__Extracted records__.
-- Begin --
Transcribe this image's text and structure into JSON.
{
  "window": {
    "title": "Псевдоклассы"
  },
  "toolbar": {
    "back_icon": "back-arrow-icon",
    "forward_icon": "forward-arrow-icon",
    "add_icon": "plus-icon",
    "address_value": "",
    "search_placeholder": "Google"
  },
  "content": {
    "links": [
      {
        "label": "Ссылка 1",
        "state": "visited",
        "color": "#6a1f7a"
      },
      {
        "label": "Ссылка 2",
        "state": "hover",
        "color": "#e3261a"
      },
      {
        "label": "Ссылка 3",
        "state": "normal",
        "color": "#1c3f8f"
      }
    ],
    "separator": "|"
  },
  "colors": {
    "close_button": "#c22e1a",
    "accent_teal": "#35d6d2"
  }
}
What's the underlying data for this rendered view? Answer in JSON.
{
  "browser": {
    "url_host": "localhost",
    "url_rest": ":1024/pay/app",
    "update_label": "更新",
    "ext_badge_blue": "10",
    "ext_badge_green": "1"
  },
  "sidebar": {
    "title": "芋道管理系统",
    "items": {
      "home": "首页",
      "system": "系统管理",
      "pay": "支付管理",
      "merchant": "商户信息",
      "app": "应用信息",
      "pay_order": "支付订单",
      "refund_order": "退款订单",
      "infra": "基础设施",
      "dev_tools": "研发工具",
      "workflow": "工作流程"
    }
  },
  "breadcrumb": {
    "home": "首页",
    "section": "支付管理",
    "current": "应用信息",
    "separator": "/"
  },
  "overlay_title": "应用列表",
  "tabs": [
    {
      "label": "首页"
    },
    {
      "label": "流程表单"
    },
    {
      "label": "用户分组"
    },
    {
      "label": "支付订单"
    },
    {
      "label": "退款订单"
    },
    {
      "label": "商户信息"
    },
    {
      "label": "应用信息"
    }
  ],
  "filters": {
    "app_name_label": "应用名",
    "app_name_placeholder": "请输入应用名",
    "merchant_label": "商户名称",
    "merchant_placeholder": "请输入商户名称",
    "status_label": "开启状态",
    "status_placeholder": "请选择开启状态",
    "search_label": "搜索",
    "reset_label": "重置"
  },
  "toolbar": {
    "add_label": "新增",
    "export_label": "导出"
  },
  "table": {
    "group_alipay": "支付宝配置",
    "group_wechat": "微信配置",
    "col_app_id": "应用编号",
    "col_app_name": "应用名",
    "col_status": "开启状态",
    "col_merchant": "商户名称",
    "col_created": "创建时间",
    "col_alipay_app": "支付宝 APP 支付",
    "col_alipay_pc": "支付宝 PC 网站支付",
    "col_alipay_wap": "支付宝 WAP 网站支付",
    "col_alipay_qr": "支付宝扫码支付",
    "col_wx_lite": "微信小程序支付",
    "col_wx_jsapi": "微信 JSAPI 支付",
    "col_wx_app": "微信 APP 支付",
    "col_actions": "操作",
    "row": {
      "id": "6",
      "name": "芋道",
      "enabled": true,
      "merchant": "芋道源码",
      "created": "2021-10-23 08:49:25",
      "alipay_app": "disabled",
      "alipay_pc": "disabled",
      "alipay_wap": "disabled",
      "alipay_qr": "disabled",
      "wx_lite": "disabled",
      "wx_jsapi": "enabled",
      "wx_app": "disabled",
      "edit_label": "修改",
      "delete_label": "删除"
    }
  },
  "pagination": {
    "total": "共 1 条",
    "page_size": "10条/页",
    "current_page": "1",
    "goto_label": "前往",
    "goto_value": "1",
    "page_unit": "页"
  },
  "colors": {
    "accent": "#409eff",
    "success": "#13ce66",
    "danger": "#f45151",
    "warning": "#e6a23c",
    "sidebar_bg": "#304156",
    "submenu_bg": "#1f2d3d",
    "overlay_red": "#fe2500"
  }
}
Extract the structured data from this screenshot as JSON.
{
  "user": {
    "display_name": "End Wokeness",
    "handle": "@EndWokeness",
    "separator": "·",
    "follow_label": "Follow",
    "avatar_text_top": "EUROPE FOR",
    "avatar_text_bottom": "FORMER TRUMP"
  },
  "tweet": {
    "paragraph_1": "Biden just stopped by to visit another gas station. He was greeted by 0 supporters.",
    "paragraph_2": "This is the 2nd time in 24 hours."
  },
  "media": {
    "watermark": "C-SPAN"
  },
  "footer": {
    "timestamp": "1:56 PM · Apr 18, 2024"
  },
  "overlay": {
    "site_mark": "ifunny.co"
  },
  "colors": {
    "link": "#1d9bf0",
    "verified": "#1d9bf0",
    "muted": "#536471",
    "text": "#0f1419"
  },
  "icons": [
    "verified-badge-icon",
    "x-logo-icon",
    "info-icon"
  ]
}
-- End --
Repeat the records above exactly as they appear.

__Exercise response__.
Transcribe this image's text and structure into JSON.
{
  "window": {
    "title": "Псевдоклассы"
  },
  "toolbar": {
    "back_icon": "back-arrow-icon",
    "forward_icon": "forward-arrow-icon",
    "add_icon": "plus-icon",
    "address_value": "",
    "search_placeholder": "Google"
  },
  "content": {
    "links": [
      {
        "label": "Ссылка 1",
        "state": "visited",
        "color": "#6a1f7a"
      },
      {
        "label": "Ссылка 2",
        "state": "hover",
        "color": "#e3261a"
      },
      {
        "label": "Ссылка 3",
        "state": "normal",
        "color": "#1c3f8f"
      }
    ],
    "separator": "|"
  },
  "colors": {
    "close_button": "#c22e1a",
    "accent_teal": "#35d6d2"
  }
}
What's the underlying data for this rendered view? Answer in JSON.
{
  "browser": {
    "url_host": "localhost",
    "url_rest": ":1024/pay/app",
    "update_label": "更新",
    "ext_badge_blue": "10",
    "ext_badge_green": "1"
  },
  "sidebar": {
    "title": "芋道管理系统",
    "items": {
      "home": "首页",
      "system": "系统管理",
      "pay": "支付管理",
      "merchant": "商户信息",
      "app": "应用信息",
      "pay_order": "支付订单",
      "refund_order": "退款订单",
      "infra": "基础设施",
      "dev_tools": "研发工具",
      "workflow": "工作流程"
    }
  },
  "breadcrumb": {
    "home": "首页",
    "section": "支付管理",
    "current": "应用信息",
    "separator": "/"
  },
  "overlay_title": "应用列表",
  "tabs": [
    {
      "label": "首页"
    },
    {
      "label": "流程表单"
    },
    {
      "label": "用户分组"
    },
    {
      "label": "支付订单"
    },
    {
      "label": "退款订单"
    },
    {
      "label": "商户信息"
    },
    {
      "label": "应用信息"
    }
  ],
  "filters": {
    "app_name_label": "应用名",
    "app_name_placeholder": "请输入应用名",
    "merchant_label": "商户名称",
    "merchant_placeholder": "请输入商户名称",
    "status_label": "开启状态",
    "status_placeholder": "请选择开启状态",
    "search_label": "搜索",
    "reset_label": "重置"
  },
  "toolbar": {
    "add_label": "新增",
    "export_label": "导出"
  },
  "table": {
    "group_alipay": "支付宝配置",
    "group_wechat": "微信配置",
    "col_app_id": "应用编号",
    "col_app_name": "应用名",
    "col_status": "开启状态",
    "col_merchant": "商户名称",
    "col_created": "创建时间",
    "col_alipay_app": "支付宝 APP 支付",
    "col_alipay_pc": "支付宝 PC 网站支付",
    "col_alipay_wap": "支付宝 WAP 网站支付",
    "col_alipay_qr": "支付宝扫码支付",
    "col_wx_lite": "微信小程序支付",
    "col_wx_jsapi": "微信 JSAPI 支付",
    "col_wx_app": "微信 APP 支付",
    "col_actions": "操作",
    "row": {
      "id": "6",
      "name": "芋道",
      "enabled": true,
      "merchant": "芋道源码",
      "created": "2021-10-23 08:49:25",
      "alipay_app": "disabled",
      "alipay_pc": "disabled",
      "alipay_wap": "disabled",
      "alipay_qr": "disabled",
      "wx_lite": "disabled",
      "wx_jsapi": "enabled",
      "wx_app": "disabled",
      "edit_label": "修改",
      "delete_label": "删除"
    }
  },
  "pagination": {
    "total": "共 1 条",
    "page_size": "10条/页",
    "current_page": "1",
    "goto_label": "前往",
    "goto_value": "1",
    "page_unit": "页"
  },
  "colors": {
    "accent": "#409eff",
    "success": "#13ce66",
    "danger": "#f45151",
    "warning": "#e6a23c",
    "sidebar_bg": "#304156",
    "submenu_bg": "#1f2d3d",
    "overlay_red": "#fe2500"
  }
}
Extract the structured data from this screenshot as JSON.
{
  "user": {
    "display_name": "End Wokeness",
    "handle": "@EndWokeness",
    "separator": "·",
    "follow_label": "Follow",
    "avatar_text_top": "EUROPE FOR",
    "avatar_text_bottom": "FORMER TRUMP"
  },
  "tweet": {
    "paragraph_1": "Biden just stopped by to visit another gas station. He was greeted by 0 supporters.",
    "paragraph_2": "This is the 2nd time in 24 hours."
  },
  "media": {
    "watermark": "C-SPAN"
  },
  "footer": {
    "timestamp": "1:56 PM · Apr 18, 2024"
  },
  "overlay": {
    "site_mark": "ifunny.co"
  },
  "colors": {
    "link": "#1d9bf0",
    "verified": "#1d9bf0",
    "muted": "#536471",
    "text": "#0f1419"
  },
  "icons": [
    "verified-badge-icon",
    "x-logo-icon",
    "info-icon"
  ]
}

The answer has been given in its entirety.